BEGIN

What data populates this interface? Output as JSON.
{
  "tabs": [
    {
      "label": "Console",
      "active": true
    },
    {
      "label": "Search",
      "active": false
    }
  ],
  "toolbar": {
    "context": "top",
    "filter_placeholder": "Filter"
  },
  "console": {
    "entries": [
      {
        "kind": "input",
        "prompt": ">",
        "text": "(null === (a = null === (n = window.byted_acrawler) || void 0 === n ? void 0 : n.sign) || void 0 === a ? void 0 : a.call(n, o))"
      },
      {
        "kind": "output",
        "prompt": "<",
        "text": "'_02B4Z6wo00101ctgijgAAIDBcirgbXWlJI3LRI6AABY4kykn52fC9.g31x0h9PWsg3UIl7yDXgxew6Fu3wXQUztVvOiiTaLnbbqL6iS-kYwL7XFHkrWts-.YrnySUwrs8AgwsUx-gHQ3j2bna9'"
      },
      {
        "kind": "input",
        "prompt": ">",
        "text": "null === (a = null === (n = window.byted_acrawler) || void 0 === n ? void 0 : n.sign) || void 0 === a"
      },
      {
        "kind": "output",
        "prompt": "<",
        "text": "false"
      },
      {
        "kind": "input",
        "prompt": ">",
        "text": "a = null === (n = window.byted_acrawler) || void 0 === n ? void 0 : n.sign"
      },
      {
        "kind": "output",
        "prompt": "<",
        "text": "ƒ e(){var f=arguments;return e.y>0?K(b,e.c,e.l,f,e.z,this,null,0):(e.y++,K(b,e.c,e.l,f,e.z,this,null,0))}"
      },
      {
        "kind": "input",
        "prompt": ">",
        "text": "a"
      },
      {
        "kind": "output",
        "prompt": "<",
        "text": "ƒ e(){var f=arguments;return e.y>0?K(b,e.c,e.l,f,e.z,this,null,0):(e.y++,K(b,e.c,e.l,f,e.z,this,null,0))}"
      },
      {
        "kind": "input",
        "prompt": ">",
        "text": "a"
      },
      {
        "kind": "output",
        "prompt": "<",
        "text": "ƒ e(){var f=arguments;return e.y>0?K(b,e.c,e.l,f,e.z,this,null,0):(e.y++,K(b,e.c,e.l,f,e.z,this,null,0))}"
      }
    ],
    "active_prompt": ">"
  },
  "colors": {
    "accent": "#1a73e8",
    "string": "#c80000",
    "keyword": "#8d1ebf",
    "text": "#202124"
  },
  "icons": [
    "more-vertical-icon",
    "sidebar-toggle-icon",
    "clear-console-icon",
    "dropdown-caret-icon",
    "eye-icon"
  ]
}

END

Stated task
Copy all the entries verbatim.

Solution to the exercise
What data populates this interface? Output as JSON.
{
  "tabs": [
    {
      "label": "Console",
      "active": true
    },
    {
      "label": "Search",
      "active": false
    }
  ],
  "toolbar": {
    "context": "top",
    "filter_placeholder": "Filter"
  },
  "console": {
    "entries": [
      {
        "kind": "input",
        "prompt": ">",
        "text": "(null === (a = null === (n = window.byted_acrawler) || void 0 === n ? void 0 : n.sign) || void 0 === a ? void 0 : a.call(n, o))"
      },
      {
        "kind": "output",
        "prompt": "<",
        "text": "'_02B4Z6wo00101ctgijgAAIDBcirgbXWlJI3LRI6AABY4kykn52fC9.g31x0h9PWsg3UIl7yDXgxew6Fu3wXQUztVvOiiTaLnbbqL6iS-kYwL7XFHkrWts-.YrnySUwrs8AgwsUx-gHQ3j2bna9'"
      },
      {
        "kind": "input",
        "prompt": ">",
        "text": "null === (a = null === (n = window.byted_acrawler) || void 0 === n ? void 0 : n.sign) || void 0 === a"
      },
      {
        "kind": "output",
        "prompt": "<",
        "text": "false"
      },
      {
        "kind": "input",
        "prompt": ">",
        "text": "a = null === (n = window.byted_acrawler) || void 0 === n ? void 0 : n.sign"
      },
      {
        "kind": "output",
        "prompt": "<",
        "text": "ƒ e(){var f=arguments;return e.y>0?K(b,e.c,e.l,f,e.z,this,null,0):(e.y++,K(b,e.c,e.l,f,e.z,this,null,0))}"
      },
      {
        "kind": "input",
        "prompt": ">",
        "text": "a"
      },
      {
        "kind": "output",
        "prompt": "<",
        "text": "ƒ e(){var f=arguments;return e.y>0?K(b,e.c,e.l,f,e.z,this,null,0):(e.y++,K(b,e.c,e.l,f,e.z,this,null,0))}"
      },
      {
        "kind": "input",
        "prompt": ">",
        "text": "a"
      },
      {
        "kind": "output",
        "prompt": "<",
        "text": "ƒ e(){var f=arguments;return e.y>0?K(b,e.c,e.l,f,e.z,this,null,0):(e.y++,K(b,e.c,e.l,f,e.z,this,null,0))}"
      }
    ],
    "active_prompt": ">"
  },
  "colors": {
    "accent": "#1a73e8",
    "string": "#c80000",
    "keyword": "#8d1ebf",
    "text": "#202124"
  },
  "icons": [
    "more-vertical-icon",
    "sidebar-toggle-icon",
    "clear-console-icon",
    "dropdown-caret-icon",
    "eye-icon"
  ]
}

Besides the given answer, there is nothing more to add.